-- Start DATA PROVIDED --

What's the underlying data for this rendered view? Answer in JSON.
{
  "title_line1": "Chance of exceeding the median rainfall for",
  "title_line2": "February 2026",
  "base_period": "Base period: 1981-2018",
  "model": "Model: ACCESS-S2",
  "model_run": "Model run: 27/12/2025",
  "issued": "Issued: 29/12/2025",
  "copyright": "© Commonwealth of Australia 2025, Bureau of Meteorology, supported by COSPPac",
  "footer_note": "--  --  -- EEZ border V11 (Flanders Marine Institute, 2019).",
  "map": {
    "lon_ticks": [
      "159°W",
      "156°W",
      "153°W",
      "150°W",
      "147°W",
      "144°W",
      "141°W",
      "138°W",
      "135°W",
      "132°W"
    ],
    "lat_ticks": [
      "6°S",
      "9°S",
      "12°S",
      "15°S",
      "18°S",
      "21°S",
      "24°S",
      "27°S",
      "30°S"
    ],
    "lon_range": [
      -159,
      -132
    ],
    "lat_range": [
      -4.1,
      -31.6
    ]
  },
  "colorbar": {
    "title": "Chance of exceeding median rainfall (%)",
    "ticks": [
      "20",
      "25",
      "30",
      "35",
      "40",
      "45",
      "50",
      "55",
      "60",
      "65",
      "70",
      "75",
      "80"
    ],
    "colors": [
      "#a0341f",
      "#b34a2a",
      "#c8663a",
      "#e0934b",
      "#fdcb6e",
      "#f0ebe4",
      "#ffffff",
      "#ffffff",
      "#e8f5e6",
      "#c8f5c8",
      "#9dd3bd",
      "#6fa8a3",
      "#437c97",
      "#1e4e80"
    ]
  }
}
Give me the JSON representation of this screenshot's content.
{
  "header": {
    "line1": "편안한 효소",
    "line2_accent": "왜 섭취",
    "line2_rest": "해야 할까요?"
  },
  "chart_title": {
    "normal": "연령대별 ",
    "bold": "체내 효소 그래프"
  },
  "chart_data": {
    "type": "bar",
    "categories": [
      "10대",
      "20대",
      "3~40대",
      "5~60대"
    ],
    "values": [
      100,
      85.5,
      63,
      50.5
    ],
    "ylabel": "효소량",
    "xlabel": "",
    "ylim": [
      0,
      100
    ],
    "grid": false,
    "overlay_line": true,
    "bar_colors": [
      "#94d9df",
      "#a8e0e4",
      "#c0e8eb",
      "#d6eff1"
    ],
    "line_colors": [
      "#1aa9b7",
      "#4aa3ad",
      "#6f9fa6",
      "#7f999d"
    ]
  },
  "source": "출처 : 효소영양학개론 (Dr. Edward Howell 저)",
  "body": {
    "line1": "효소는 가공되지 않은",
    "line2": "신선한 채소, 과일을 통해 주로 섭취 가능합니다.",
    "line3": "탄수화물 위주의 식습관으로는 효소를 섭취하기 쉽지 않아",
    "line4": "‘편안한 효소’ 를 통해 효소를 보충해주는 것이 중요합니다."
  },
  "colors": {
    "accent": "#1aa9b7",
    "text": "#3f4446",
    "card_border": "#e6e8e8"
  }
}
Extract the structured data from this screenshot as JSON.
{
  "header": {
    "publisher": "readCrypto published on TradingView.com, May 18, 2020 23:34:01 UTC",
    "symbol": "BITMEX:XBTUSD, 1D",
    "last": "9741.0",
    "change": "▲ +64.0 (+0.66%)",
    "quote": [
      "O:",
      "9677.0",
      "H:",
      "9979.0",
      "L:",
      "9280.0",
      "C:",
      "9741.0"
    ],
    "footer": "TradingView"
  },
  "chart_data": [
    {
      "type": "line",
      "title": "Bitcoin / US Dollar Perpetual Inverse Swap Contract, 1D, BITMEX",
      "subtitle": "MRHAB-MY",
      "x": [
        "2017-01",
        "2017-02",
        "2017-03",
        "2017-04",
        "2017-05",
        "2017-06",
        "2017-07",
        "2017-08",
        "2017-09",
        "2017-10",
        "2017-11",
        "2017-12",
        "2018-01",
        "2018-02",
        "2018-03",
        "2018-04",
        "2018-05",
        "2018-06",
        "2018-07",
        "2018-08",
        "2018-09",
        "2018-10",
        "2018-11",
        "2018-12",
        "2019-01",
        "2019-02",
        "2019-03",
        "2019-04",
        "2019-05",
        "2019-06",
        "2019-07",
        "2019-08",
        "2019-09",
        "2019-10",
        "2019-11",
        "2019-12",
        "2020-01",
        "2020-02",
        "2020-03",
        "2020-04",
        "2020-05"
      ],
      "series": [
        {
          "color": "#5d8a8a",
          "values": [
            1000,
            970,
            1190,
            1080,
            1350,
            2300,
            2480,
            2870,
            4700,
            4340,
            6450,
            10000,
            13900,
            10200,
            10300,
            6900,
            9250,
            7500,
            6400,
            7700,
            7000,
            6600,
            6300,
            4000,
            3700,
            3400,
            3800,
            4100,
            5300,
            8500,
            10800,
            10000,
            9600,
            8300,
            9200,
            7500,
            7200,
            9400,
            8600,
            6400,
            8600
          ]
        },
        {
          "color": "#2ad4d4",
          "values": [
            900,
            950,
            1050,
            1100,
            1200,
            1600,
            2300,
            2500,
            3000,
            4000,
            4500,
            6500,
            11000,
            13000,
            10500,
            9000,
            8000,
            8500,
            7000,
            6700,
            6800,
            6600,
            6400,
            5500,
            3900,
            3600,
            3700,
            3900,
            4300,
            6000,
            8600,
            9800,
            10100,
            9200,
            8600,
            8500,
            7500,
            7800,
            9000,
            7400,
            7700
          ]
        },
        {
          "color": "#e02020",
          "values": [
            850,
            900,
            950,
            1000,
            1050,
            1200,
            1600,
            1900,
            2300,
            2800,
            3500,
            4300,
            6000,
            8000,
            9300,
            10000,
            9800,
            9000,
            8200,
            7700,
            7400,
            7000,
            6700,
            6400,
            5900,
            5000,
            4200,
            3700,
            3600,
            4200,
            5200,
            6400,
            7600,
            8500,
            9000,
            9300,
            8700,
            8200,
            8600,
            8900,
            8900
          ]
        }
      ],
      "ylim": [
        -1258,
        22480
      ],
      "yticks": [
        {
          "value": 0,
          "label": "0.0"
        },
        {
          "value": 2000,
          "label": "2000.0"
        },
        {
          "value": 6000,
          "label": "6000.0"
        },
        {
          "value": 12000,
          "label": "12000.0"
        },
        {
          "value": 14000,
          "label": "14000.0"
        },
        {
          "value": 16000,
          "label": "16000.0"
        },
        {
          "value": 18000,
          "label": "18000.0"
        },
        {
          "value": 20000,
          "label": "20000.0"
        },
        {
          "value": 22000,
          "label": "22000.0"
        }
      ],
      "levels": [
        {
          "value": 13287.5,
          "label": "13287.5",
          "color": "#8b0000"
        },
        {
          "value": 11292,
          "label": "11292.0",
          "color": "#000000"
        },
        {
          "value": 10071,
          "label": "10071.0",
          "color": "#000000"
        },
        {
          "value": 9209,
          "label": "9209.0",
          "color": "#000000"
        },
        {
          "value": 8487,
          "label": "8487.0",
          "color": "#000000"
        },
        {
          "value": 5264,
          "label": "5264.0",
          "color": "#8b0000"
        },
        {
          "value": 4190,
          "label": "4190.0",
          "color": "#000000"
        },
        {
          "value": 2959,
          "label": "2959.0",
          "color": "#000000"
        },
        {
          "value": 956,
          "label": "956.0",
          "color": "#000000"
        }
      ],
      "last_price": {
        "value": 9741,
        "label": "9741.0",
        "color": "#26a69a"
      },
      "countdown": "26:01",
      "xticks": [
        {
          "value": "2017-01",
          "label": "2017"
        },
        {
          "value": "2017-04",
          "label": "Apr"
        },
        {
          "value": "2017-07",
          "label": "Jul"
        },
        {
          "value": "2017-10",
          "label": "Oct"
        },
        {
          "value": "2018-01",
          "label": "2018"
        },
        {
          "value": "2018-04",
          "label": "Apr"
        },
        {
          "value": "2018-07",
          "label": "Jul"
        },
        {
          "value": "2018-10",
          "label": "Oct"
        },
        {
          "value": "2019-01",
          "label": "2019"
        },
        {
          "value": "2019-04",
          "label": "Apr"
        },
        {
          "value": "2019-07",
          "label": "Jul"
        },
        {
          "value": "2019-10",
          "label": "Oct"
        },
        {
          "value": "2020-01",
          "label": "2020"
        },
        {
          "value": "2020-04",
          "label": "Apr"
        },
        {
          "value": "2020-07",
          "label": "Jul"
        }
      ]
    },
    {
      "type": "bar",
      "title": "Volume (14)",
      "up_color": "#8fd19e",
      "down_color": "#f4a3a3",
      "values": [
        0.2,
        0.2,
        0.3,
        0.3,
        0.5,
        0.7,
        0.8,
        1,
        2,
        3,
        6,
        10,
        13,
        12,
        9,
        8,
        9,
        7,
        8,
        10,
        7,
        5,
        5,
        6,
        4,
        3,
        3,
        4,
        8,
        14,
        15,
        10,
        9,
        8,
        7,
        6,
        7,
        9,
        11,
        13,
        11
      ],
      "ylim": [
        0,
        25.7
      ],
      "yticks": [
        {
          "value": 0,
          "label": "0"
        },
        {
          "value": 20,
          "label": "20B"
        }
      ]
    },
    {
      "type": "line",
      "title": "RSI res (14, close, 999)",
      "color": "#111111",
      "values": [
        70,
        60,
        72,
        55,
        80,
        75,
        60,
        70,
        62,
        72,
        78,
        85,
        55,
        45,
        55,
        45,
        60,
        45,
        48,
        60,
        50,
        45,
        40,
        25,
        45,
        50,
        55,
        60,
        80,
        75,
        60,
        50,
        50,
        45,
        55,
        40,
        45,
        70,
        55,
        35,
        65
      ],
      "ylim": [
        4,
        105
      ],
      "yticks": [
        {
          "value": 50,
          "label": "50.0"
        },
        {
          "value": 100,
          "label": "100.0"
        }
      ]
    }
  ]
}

-- End DATA PROVIDED --

*DIRECTIVE:*
Go through the lines above. Select every one that has the string "exceeding".

*RESULT FOR THIS EXERCISE:*
  "title_line1": "Chance of exceeding the median rainfall for",
    "title": "Chance of exceeding median rainfall (%)",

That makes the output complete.